▶ DIRECTION
Calculate how many lines in the following records hold the word "forecast", and report that number without comment.

▶ RECORD LIST

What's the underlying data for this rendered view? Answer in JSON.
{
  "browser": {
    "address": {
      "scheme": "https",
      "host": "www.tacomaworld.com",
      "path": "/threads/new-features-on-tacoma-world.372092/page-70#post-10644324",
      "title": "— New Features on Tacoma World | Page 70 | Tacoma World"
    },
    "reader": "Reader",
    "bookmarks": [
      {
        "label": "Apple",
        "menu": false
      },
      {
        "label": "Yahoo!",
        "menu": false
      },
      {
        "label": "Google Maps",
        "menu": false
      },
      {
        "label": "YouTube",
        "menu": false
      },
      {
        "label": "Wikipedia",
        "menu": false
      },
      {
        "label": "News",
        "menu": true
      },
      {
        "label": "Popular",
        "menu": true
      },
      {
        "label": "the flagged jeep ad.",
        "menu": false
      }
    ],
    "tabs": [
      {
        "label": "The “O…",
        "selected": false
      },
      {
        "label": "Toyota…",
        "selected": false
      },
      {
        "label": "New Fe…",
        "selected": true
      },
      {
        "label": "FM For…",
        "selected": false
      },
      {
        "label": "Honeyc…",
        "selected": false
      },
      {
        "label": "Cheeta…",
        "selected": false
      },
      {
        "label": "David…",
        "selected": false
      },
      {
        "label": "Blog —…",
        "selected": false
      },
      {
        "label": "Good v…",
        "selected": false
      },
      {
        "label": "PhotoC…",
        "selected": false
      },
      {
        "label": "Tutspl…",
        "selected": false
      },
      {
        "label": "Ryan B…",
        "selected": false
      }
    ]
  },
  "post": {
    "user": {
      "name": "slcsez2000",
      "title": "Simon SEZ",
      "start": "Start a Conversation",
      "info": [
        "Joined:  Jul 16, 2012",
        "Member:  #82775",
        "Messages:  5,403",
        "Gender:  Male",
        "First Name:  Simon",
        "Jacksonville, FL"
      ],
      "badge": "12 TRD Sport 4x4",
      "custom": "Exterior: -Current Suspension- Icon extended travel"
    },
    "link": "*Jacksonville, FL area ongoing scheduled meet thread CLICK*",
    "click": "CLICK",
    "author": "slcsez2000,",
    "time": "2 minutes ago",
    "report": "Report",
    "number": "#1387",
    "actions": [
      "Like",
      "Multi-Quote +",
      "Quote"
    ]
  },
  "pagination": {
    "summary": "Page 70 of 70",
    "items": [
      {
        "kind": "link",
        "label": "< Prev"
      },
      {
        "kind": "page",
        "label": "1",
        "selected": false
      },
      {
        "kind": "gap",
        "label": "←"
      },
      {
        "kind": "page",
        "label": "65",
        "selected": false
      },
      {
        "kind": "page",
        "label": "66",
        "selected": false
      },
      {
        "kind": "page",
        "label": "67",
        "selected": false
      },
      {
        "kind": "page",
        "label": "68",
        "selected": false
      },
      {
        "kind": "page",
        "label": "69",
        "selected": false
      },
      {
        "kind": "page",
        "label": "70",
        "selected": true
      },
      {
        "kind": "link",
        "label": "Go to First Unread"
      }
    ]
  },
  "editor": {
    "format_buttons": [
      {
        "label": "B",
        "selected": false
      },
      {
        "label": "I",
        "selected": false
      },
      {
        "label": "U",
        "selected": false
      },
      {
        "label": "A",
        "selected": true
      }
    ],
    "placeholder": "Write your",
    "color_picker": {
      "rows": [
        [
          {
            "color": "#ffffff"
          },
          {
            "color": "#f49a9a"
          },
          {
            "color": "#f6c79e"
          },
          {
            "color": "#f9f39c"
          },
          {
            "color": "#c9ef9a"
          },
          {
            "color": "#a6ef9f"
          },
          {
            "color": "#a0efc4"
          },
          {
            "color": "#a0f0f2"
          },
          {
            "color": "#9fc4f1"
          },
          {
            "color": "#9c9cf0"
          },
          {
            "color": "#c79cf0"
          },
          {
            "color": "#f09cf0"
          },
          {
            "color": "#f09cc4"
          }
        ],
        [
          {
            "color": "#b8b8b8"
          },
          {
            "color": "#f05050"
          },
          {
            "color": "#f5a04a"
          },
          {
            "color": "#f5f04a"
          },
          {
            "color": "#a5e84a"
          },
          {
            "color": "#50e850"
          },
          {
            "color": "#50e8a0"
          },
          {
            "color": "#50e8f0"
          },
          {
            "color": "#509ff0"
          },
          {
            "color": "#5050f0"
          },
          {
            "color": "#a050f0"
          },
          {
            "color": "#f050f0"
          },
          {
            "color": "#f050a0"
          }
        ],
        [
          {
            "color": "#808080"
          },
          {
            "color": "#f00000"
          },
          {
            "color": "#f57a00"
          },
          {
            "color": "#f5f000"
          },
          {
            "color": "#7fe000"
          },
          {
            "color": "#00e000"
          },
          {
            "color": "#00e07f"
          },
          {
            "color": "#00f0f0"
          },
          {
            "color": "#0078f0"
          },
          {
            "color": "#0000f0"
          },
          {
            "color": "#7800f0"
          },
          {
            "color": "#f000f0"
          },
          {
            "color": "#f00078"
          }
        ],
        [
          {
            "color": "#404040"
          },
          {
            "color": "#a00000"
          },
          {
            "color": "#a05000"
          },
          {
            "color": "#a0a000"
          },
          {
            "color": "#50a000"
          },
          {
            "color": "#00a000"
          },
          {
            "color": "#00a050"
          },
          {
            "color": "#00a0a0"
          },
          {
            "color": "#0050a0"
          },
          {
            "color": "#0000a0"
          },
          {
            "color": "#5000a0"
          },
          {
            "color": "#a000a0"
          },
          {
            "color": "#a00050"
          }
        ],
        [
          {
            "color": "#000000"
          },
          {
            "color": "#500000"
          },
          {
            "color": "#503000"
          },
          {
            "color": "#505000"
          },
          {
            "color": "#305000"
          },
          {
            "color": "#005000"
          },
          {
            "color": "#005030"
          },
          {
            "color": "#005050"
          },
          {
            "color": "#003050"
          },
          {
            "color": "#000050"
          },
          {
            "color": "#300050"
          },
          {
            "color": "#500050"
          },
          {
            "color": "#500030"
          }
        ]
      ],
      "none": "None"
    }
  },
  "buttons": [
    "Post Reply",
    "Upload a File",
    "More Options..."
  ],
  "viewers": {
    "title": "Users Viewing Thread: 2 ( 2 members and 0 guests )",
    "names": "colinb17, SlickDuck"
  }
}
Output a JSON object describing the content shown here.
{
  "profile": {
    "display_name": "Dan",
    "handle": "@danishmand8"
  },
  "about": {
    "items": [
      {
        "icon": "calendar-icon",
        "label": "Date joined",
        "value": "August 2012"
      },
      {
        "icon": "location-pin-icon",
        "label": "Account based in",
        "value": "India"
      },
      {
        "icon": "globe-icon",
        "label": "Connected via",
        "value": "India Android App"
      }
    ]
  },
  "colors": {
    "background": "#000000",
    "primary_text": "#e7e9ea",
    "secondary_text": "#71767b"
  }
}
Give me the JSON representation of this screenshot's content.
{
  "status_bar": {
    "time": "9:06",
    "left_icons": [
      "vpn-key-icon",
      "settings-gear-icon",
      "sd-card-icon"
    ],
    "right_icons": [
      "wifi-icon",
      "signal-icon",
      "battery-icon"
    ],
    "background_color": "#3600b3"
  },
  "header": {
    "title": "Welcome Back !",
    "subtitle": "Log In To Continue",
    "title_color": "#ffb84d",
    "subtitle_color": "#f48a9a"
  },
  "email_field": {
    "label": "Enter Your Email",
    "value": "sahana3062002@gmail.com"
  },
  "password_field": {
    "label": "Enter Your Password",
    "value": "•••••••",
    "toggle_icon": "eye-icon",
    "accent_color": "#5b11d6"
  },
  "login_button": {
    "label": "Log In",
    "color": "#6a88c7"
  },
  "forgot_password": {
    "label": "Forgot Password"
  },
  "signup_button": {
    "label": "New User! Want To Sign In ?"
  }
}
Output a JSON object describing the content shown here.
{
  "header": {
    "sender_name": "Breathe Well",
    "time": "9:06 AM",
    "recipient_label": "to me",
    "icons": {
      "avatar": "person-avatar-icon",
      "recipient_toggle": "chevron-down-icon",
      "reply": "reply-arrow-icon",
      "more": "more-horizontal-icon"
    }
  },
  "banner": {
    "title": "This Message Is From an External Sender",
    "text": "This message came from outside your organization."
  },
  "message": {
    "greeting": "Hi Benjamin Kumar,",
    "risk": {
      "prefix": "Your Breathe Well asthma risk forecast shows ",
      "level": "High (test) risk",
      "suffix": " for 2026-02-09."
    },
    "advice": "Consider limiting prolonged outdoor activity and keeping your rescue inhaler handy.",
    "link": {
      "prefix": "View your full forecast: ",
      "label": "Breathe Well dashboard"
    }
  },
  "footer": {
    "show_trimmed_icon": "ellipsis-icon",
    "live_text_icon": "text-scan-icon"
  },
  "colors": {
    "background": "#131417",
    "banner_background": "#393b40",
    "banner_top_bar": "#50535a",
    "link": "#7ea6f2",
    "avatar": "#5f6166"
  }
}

▶ SOLVED PROBLEM
2